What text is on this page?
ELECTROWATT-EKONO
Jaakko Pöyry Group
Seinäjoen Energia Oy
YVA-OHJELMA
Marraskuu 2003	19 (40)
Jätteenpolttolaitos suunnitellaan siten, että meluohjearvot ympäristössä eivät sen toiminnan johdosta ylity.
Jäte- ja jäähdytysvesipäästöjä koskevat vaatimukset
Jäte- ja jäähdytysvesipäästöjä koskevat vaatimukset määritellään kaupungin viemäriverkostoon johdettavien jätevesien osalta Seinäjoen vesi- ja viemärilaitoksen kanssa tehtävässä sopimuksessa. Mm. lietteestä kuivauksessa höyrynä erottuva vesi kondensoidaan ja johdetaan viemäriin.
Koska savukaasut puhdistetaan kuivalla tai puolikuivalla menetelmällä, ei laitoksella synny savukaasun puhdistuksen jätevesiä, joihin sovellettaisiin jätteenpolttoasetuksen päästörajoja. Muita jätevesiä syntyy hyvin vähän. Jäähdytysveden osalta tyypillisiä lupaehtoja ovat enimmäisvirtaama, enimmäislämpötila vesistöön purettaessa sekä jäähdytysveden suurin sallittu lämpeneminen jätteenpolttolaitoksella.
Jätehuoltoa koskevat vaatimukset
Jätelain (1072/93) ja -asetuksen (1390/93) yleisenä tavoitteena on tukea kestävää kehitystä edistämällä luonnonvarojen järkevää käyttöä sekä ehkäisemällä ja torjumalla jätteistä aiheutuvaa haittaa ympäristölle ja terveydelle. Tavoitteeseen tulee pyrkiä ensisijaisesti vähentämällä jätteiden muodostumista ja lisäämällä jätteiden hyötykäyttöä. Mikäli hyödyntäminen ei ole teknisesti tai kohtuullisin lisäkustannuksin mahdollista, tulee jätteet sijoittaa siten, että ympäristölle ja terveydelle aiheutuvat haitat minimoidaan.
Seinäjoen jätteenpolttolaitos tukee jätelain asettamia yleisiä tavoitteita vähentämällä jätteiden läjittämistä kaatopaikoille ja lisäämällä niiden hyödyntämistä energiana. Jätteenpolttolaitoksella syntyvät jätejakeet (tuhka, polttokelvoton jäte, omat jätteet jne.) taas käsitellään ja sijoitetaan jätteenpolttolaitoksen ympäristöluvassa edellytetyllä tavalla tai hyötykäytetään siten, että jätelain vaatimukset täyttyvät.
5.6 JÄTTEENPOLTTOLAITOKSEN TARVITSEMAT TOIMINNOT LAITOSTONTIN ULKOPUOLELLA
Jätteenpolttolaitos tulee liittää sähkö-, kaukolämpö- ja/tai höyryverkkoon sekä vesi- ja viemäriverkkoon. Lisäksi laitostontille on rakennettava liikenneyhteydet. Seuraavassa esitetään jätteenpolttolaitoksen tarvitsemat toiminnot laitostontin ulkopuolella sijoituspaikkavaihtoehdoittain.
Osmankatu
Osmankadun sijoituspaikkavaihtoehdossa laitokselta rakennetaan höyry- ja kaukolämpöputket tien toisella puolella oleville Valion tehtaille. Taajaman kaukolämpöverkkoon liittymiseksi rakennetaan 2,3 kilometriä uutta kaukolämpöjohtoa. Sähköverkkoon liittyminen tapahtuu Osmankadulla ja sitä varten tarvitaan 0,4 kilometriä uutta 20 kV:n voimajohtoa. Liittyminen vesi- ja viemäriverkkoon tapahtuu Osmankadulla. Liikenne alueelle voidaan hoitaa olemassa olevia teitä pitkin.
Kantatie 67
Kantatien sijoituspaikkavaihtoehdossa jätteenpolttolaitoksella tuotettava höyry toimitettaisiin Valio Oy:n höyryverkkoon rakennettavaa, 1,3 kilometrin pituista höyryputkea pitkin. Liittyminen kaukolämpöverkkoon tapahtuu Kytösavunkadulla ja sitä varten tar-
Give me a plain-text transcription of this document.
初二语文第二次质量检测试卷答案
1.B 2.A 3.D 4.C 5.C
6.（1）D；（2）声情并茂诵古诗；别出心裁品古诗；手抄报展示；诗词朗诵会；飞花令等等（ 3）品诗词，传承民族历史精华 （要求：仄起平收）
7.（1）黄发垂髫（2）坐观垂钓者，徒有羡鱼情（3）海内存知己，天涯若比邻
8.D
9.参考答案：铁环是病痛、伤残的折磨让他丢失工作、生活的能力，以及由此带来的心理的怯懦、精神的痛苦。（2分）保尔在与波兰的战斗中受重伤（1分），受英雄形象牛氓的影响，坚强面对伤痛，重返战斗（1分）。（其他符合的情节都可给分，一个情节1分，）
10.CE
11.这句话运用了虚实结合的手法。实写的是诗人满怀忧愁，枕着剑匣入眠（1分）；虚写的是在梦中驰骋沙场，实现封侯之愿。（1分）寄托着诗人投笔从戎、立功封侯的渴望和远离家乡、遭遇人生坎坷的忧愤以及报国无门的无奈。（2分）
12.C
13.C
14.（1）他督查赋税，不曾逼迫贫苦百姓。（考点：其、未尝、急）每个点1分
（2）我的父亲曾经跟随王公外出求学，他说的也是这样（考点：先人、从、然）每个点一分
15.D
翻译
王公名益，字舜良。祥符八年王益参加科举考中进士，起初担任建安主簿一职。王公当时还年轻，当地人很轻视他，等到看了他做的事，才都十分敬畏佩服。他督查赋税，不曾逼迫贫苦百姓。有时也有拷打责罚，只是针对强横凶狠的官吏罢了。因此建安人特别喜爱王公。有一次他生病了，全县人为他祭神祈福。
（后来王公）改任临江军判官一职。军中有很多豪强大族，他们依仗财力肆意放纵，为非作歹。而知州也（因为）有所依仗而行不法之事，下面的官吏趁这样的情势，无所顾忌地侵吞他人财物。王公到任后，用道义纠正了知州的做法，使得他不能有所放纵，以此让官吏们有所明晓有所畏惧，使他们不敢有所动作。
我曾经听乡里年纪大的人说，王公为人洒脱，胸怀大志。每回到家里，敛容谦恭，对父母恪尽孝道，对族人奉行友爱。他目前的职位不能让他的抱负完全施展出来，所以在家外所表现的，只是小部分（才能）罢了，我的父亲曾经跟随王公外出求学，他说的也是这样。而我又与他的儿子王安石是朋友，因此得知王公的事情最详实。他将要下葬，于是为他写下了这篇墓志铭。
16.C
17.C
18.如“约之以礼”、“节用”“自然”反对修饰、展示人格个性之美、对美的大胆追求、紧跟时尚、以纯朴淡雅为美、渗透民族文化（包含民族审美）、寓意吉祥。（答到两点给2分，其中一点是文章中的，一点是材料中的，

### Directions
Read the entries and pick out all lines that include the word "他说的也是这样".

### Answer
（2）我的父亲曾经跟随王公外出求学，他说的也是这样（考点：先人、从、然）每个点一分
我曾经听乡里年纪大的人说，王公为人洒脱，胸怀大志。每回到家里，敛容谦恭，对父母恪尽孝道，对族人奉行友爱。他目前的职位不能让他的抱负完全施展出来，所以在家外所表现的，只是小部分（才能）罢了，我的父亲曾经跟随王公外出求学，他说的也是这样。而我又与他的儿子王安石是朋友，因此得知王公的事情最详实。他将要下葬，于是为他写下了这篇墓志铭。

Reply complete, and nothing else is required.